> _Prompt_: Each record is to be transcribed exactly.
-- BEGIN Source data --
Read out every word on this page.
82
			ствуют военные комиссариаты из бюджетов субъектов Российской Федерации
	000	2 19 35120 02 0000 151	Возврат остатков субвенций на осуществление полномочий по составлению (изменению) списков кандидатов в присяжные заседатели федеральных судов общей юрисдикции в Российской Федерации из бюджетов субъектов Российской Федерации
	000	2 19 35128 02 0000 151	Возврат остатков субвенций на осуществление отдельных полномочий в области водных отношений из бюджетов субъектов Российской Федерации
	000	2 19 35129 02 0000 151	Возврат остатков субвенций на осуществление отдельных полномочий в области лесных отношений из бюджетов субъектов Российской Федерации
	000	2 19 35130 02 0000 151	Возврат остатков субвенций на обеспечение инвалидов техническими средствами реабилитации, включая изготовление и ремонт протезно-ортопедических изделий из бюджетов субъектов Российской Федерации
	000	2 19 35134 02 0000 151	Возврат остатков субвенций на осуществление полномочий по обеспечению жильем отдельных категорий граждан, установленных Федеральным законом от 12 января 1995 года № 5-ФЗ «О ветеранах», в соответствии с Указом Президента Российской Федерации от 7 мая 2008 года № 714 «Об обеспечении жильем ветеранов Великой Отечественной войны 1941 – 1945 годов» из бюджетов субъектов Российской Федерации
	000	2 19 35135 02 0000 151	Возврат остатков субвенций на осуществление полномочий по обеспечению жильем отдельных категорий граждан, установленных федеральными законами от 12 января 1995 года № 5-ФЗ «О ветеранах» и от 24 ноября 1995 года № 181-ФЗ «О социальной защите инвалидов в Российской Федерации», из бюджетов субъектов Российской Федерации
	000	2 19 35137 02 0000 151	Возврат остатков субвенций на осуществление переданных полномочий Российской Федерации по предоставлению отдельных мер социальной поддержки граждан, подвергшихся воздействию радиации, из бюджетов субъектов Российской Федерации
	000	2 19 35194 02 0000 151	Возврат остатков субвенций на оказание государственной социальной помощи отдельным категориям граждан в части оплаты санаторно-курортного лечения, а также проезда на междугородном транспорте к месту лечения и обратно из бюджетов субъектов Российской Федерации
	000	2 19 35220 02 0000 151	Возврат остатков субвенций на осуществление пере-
-- END Source data --
> _Task response_:
Read out every word on this page.
82
			ствуют военные комиссариаты из бюджетов субъектов Российской Федерации
	000	2 19 35120 02 0000 151	Возврат остатков субвенций на осуществление полномочий по составлению (изменению) списков кандидатов в присяжные заседатели федеральных судов общей юрисдикции в Российской Федерации из бюджетов субъектов Российской Федерации
	000	2 19 35128 02 0000 151	Возврат остатков субвенций на осуществление отдельных полномочий в области водных отношений из бюджетов субъектов Российской Федерации
	000	2 19 35129 02 0000 151	Возврат остатков субвенций на осуществление отдельных полномочий в области лесных отношений из бюджетов субъектов Российской Федерации
	000	2 19 35130 02 0000 151	Возврат остатков субвенций на обеспечение инвалидов техническими средствами реабилитации, включая изготовление и ремонт протезно-ортопедических изделий из бюджетов субъектов Российской Федерации
	000	2 19 35134 02 0000 151	Возврат остатков субвенций на осуществление полномочий по обеспечению жильем отдельных категорий граждан, установленных Федеральным законом от 12 января 1995 года № 5-ФЗ «О ветеранах», в соответствии с Указом Президента Российской Федерации от 7 мая 2008 года № 714 «Об обеспечении жильем ветеранов Великой Отечественной войны 1941 – 1945 годов» из бюджетов субъектов Российской Федерации
	000	2 19 35135 02 0000 151	Возврат остатков субвенций на осуществление полномочий по обеспечению жильем отдельных категорий граждан, установленных федеральными законами от 12 января 1995 года № 5-ФЗ «О ветеранах» и от 24 ноября 1995 года № 181-ФЗ «О социальной защите инвалидов в Российской Федерации», из бюджетов субъектов Российской Федерации
	000	2 19 35137 02 0000 151	Возврат остатков субвенций на осуществление переданных полномочий Российской Федерации по предоставлению отдельных мер социальной поддержки граждан, подвергшихся воздействию радиации, из бюджетов субъектов Российской Федерации
	000	2 19 35194 02 0000 151	Возврат остатков субвенций на оказание государственной социальной помощи отдельным категориям граждан в части оплаты санаторно-курортного лечения, а также проезда на междугородном транспорте к месту лечения и обратно из бюджетов субъектов Российской Федерации
	000	2 19 35220 02 0000 151	Возврат остатков субвенций на осуществление пере-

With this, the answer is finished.